[BEGIN]
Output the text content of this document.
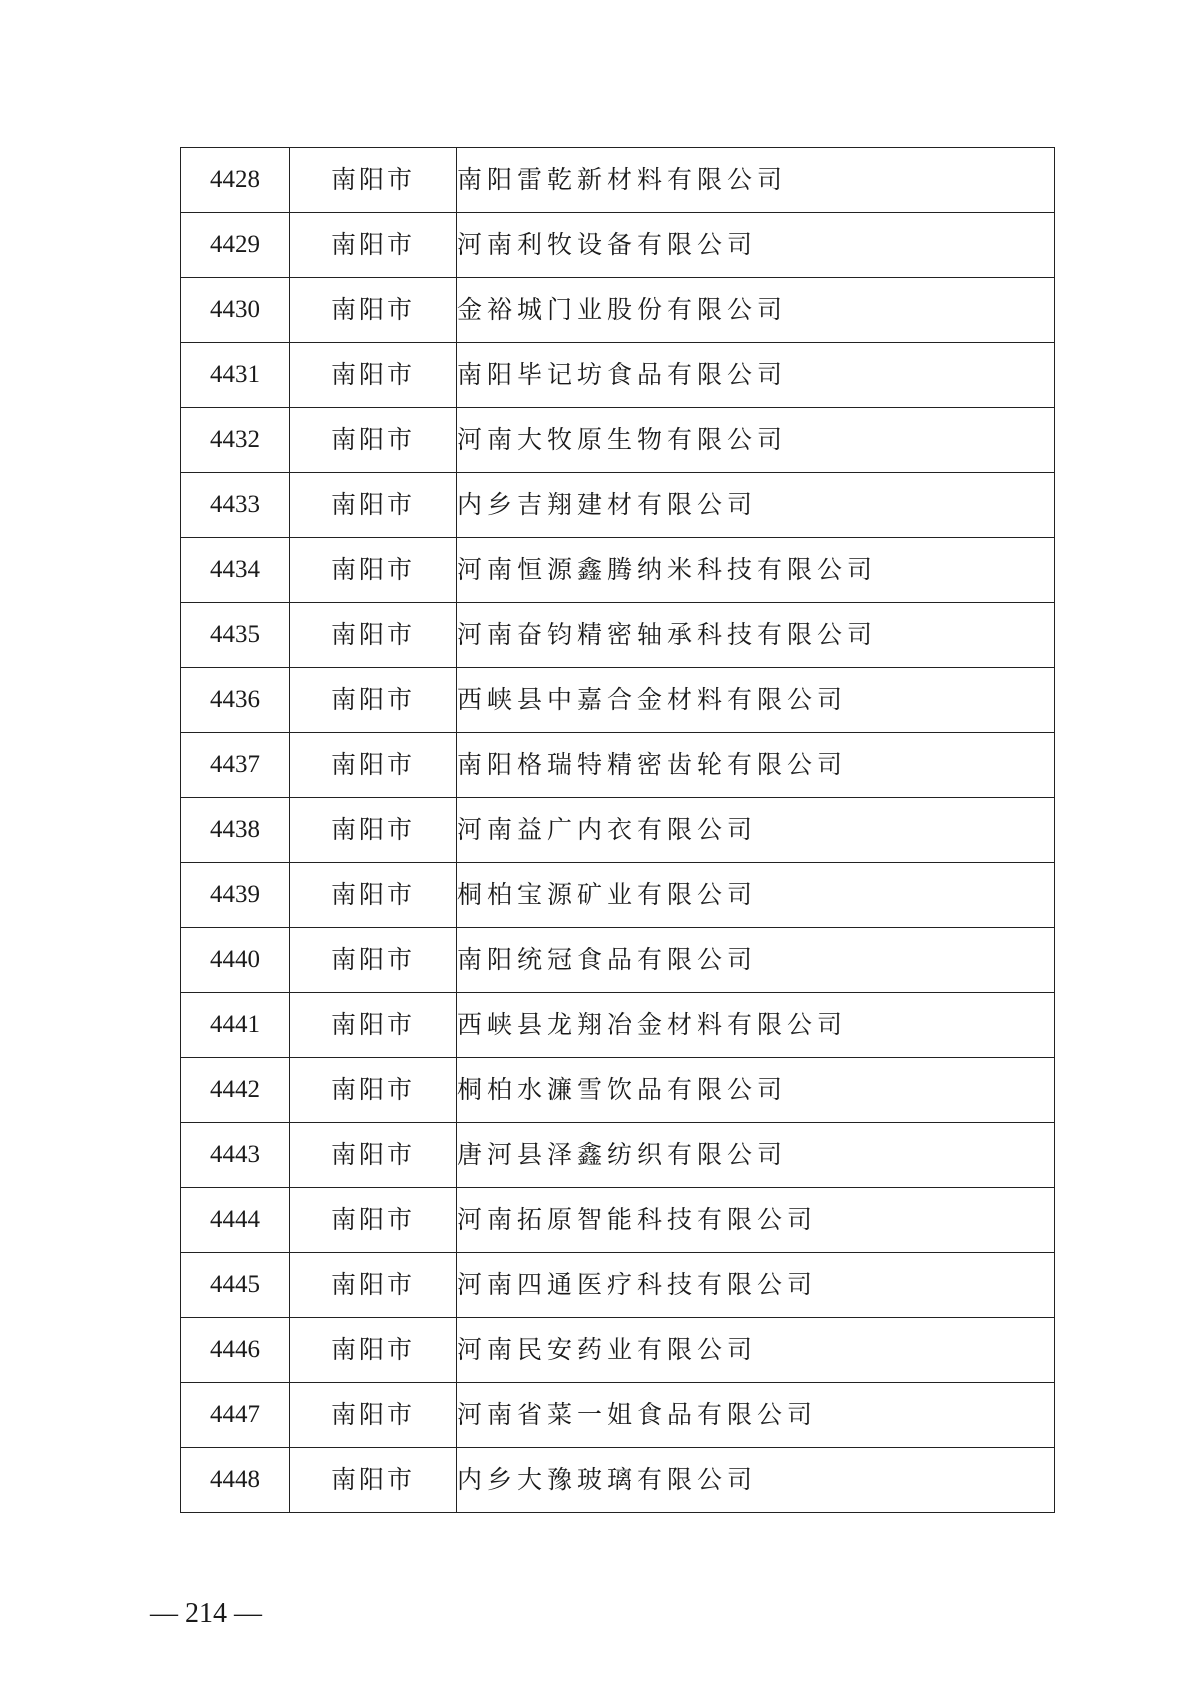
4428	南阳市	南阳雷乾新材料有限公司
4429	南阳市	河南利牧设备有限公司
4430	南阳市	金裕城门业股份有限公司
4431	南阳市	南阳毕记坊食品有限公司
4432	南阳市	河南大牧原生物有限公司
4433	南阳市	内乡吉翔建材有限公司
4434	南阳市	河南恒源鑫腾纳米科技有限公司
4435	南阳市	河南奋钧精密轴承科技有限公司
4436	南阳市	西峡县中嘉合金材料有限公司
4437	南阳市	南阳格瑞特精密齿轮有限公司
4438	南阳市	河南益广内衣有限公司
4439	南阳市	桐柏宝源矿业有限公司
4440	南阳市	南阳统冠食品有限公司
4441	南阳市	西峡县龙翔冶金材料有限公司
4442	南阳市	桐柏水濂雪饮品有限公司
4443	南阳市	唐河县泽鑫纺织有限公司
4444	南阳市	河南拓原智能科技有限公司
4445	南阳市	河南四通医疗科技有限公司
4446	南阳市	河南民安药业有限公司
4447	南阳市	河南省菜一姐食品有限公司
4448	南阳市	内乡大豫玻璃有限公司
— 214 —
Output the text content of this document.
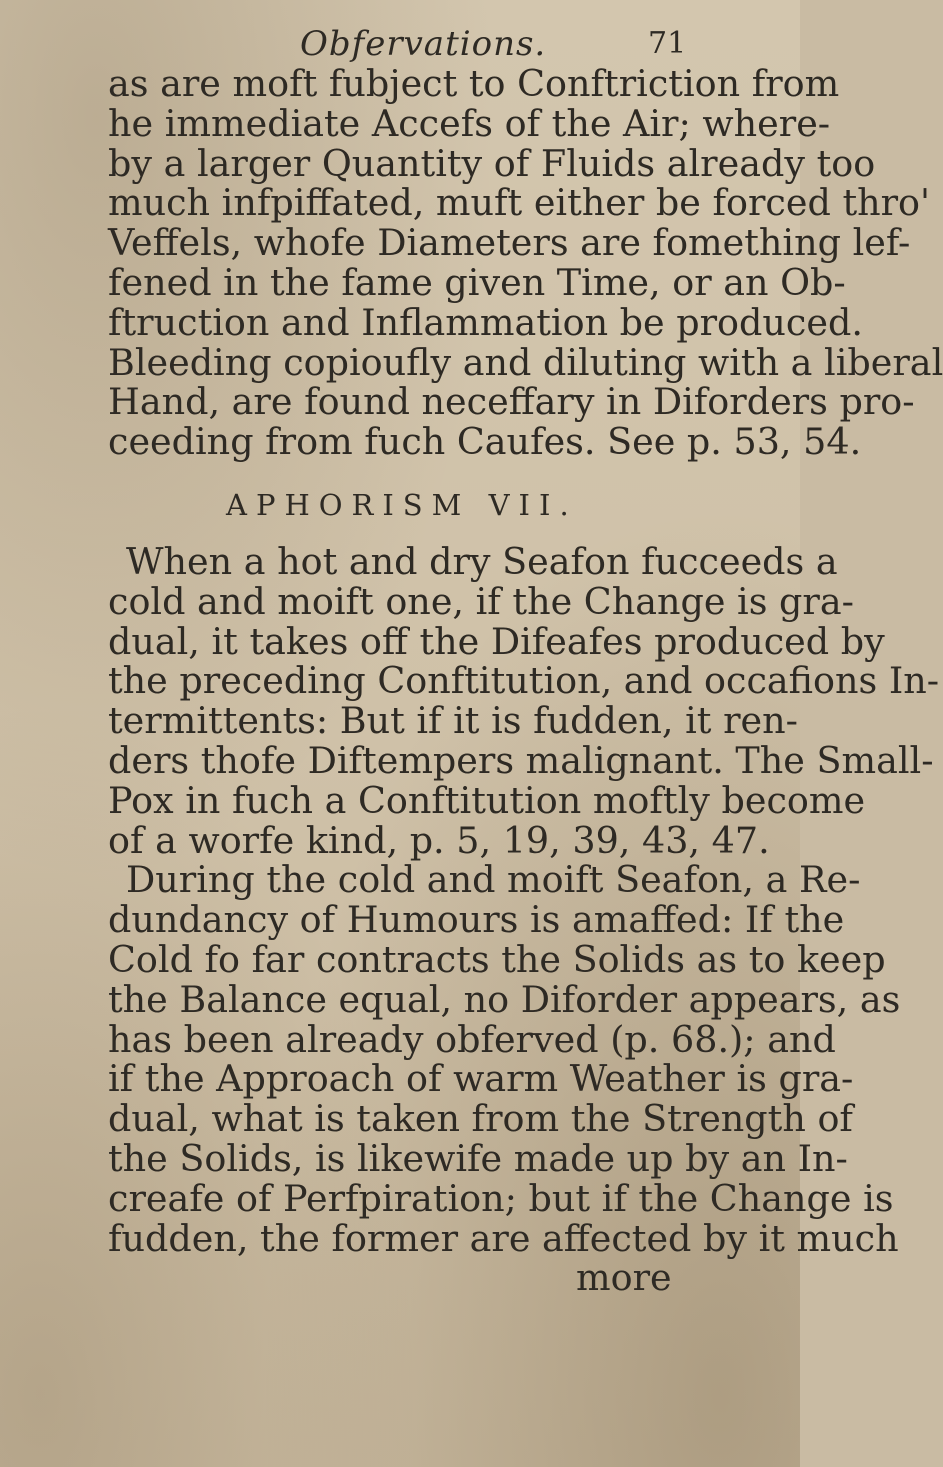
Obfervations.	71
as are moft fubject to Conftriction from
he immediate Accefs of the Air; where-
by a larger Quantity of Fluids already too
much infpiffated, muft either be forced thro'
Veffels, whofe Diameters are fomething lef-
fened in the fame given Time, or an Ob-
ftruction and Inflammation be produced.
Bleeding copioufly and diluting with a liberal
Hand, are found neceffary in Diforders pro-
ceeding from fuch Caufes. See p. 53, 54.
APHORISM VII.
When a hot and dry Seafon fucceeds a
cold and moift one, if the Change is gra-
dual, it takes off the Difeafes produced by
the preceding Conftitution, and occafions In-
termittents: But if it is fudden, it ren-
ders thofe Diftempers malignant. The Small-
Pox in fuch a Conftitution moftly become
of a worfe kind, p. 5, 19, 39, 43, 47.
During the cold and moift Seafon, a Re-
dundancy of Humours is amaffed: If the
Cold fo far contracts the Solids as to keep
the Balance equal, no Diforder appears, as
has been already obferved (p. 68.); and
if the Approach of warm Weather is gra-
dual, what is taken from the Strength of
the Solids, is likewife made up by an In-
creafe of Perfpiration; but if the Change is
fudden, the former are affected by it much
more
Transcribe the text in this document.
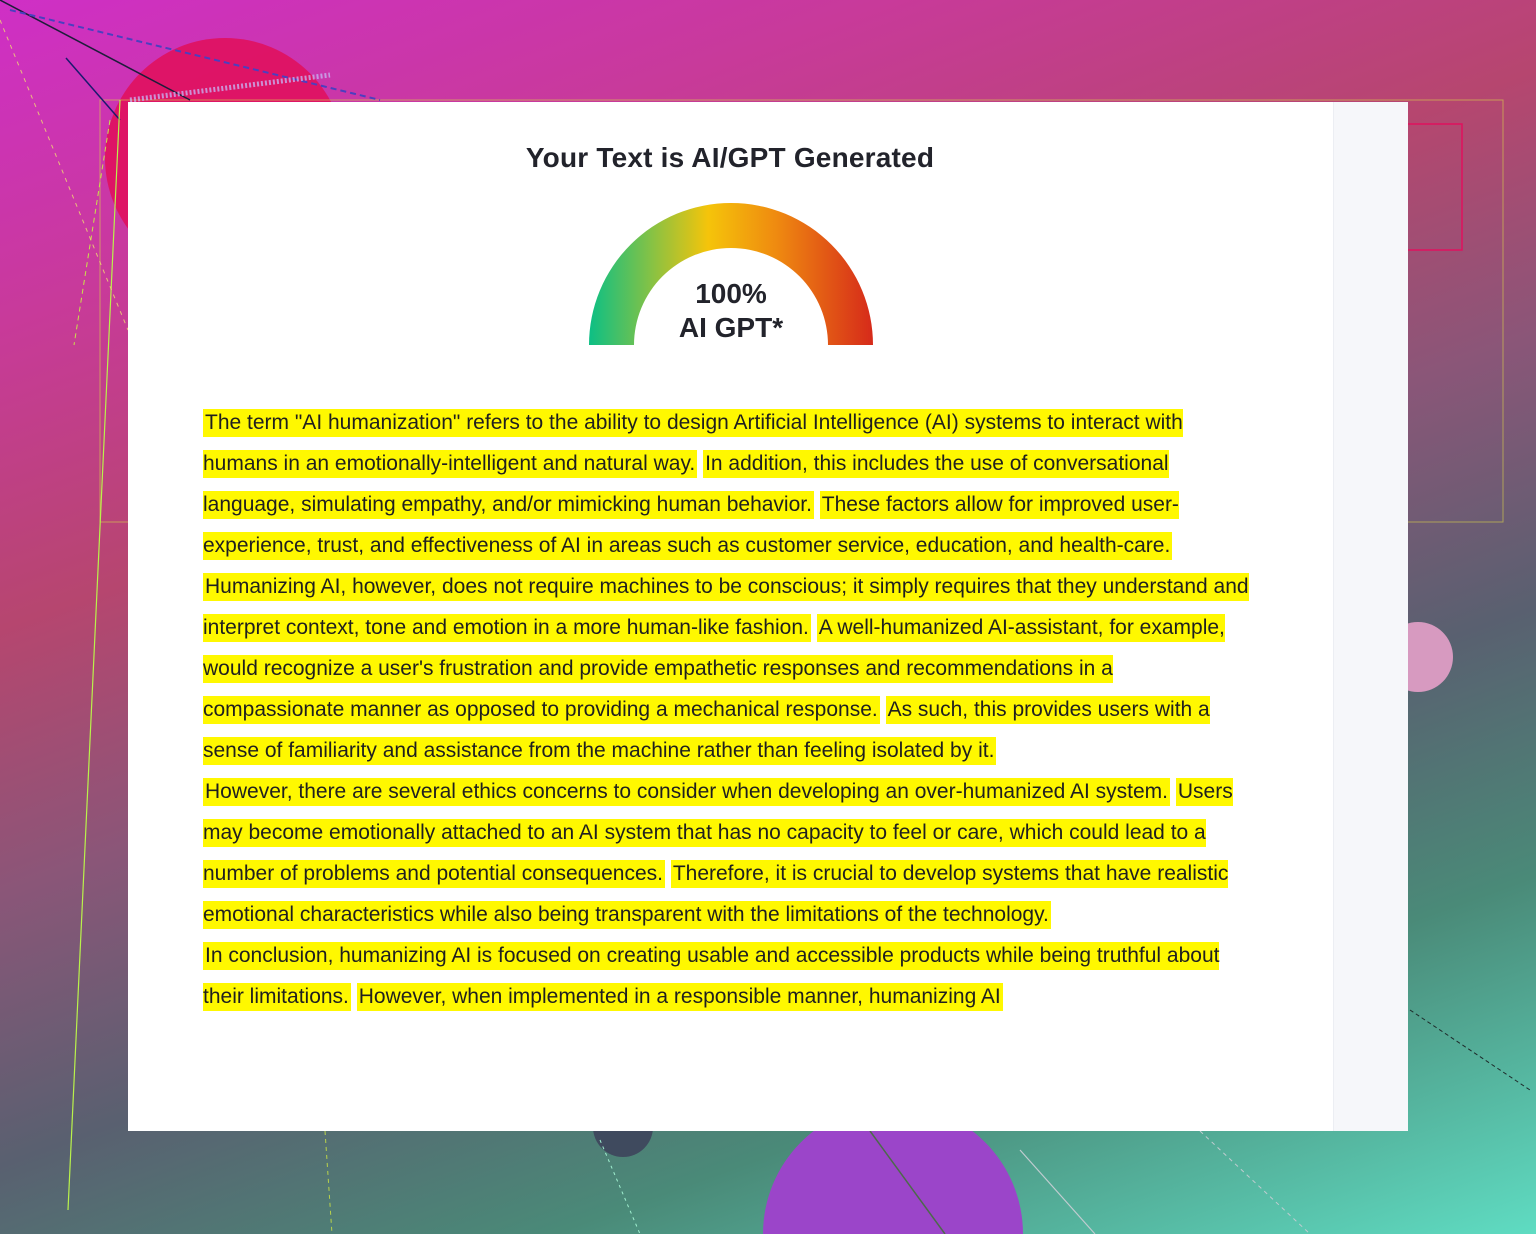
Your Text is AI/GPT Generated
100%
AI GPT*

The term "AI humanization" refers to the ability to design Artificial Intelligence (AI) systems to interact with humans in an emotionally-intelligent and natural way. In addition, this includes the use of conversational language, simulating empathy, and/or mimicking human behavior. These factors allow for improved user-experience, trust, and effectiveness of AI in areas such as customer service, education, and health-care.

Humanizing AI, however, does not require machines to be conscious; it simply requires that they understand and interpret context, tone and emotion in a more human-like fashion. A well-humanized AI-assistant, for example, would recognize a user's frustration and provide empathetic responses and recommendations in a compassionate manner as opposed to providing a mechanical response. As such, this provides users with a sense of familiarity and assistance from the machine rather than feeling isolated by it.

However, there are several ethics concerns to consider when developing an over-humanized AI system. Users may become emotionally attached to an AI system that has no capacity to feel or care, which could lead to a number of problems and potential consequences. Therefore, it is crucial to develop systems that have realistic emotional characteristics while also being transparent with the limitations of the technology.

In conclusion, humanizing AI is focused on creating usable and accessible products while being truthful about their limitations. However, when implemented in a responsible manner, humanizing AI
[END]
• To do
Using the data above, copy each line that contains "being".

• Exercise answer
However, there are several ethics concerns to consider when developing an over-humanized AI system. Users may become emotionally attached to an AI system that has no capacity to feel or care, which could lead to a number of problems and potential consequences. Therefore, it is crucial to develop systems that have realistic emotional characteristics while also being transparent with the limitations of the technology.
In conclusion, humanizing AI is focused on creating usable and accessible products while being truthful about their limitations. However, when implemented in a responsible manner, humanizing AI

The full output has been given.